━━━ Provided information ━━━

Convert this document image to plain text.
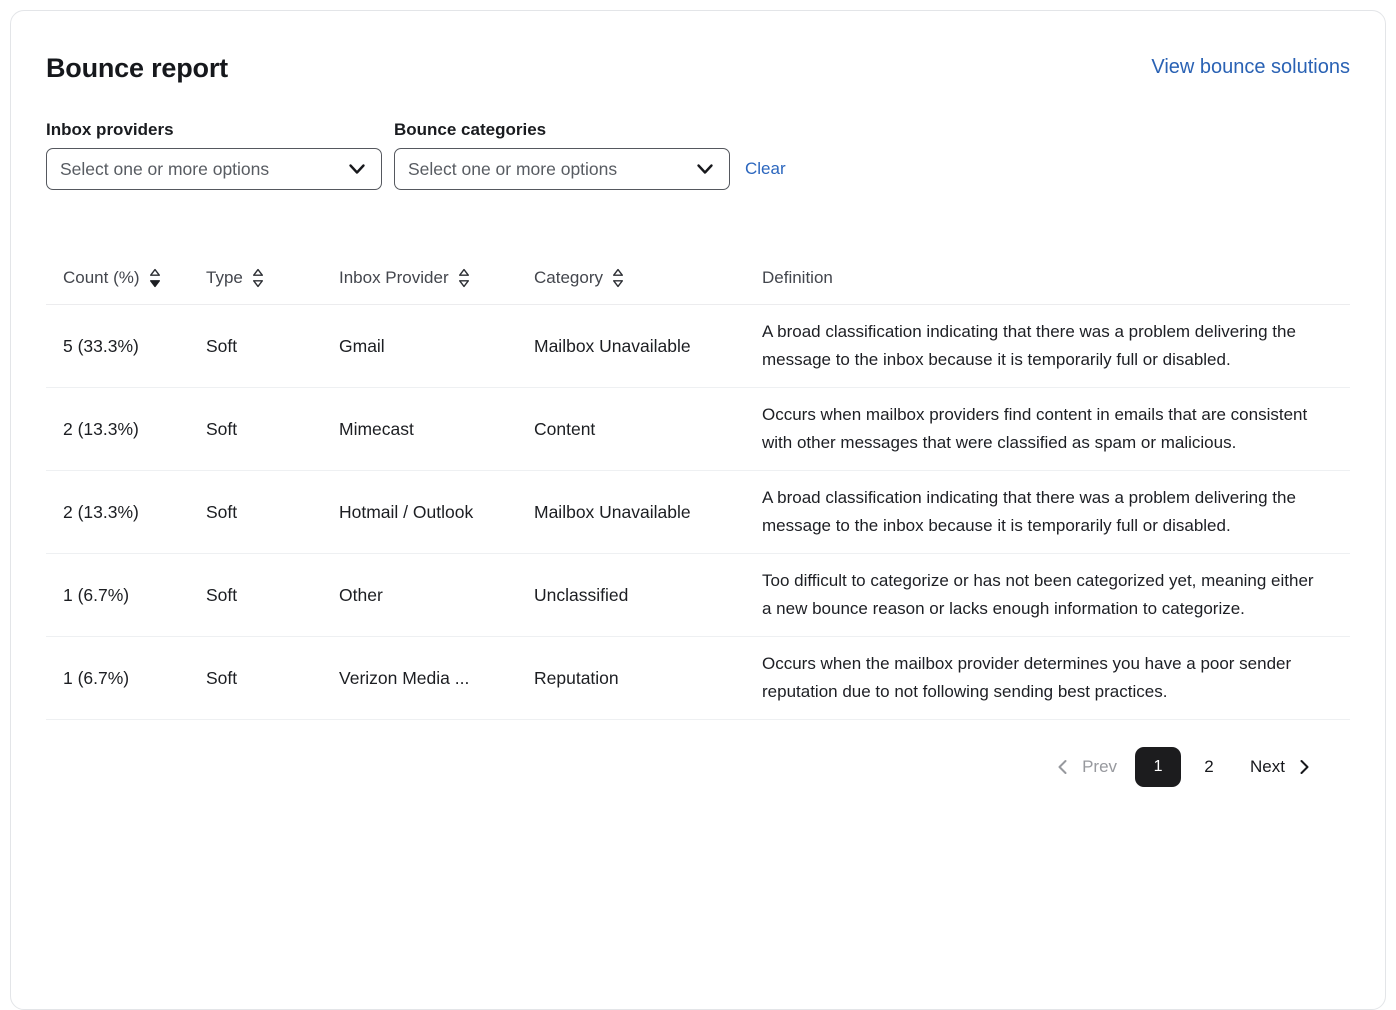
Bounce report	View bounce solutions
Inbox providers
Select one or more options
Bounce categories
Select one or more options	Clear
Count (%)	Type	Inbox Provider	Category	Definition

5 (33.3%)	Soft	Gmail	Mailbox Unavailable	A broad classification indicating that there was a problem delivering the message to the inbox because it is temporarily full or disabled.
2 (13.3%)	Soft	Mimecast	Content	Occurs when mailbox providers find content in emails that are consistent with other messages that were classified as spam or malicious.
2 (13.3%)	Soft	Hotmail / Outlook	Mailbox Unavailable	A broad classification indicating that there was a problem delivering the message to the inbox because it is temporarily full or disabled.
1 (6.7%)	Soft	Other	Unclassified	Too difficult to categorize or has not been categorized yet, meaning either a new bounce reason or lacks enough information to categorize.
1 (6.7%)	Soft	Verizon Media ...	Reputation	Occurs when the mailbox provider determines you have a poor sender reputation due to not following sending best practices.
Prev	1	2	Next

━━━

> _Problem_
Make an exact copy of every record, pictures excluded.

> _Result_
Convert this document image to plain text.
Bounce report	View bounce solutions
Inbox providers
Select one or more options
Bounce categories
Select one or more options	Clear
Count (%)	Type	Inbox Provider	Category	Definition

5 (33.3%)	Soft	Gmail	Mailbox Unavailable	A broad classification indicating that there was a problem delivering the message to the inbox because it is temporarily full or disabled.
2 (13.3%)	Soft	Mimecast	Content	Occurs when mailbox providers find content in emails that are consistent with other messages that were classified as spam or malicious.
2 (13.3%)	Soft	Hotmail / Outlook	Mailbox Unavailable	A broad classification indicating that there was a problem delivering the message to the inbox because it is temporarily full or disabled.
1 (6.7%)	Soft	Other	Unclassified	Too difficult to categorize or has not been categorized yet, meaning either a new bounce reason or lacks enough information to categorize.
1 (6.7%)	Soft	Verizon Media ...	Reputation	Occurs when the mailbox provider determines you have a poor sender reputation due to not following sending best practices.
Prev	1	2	Next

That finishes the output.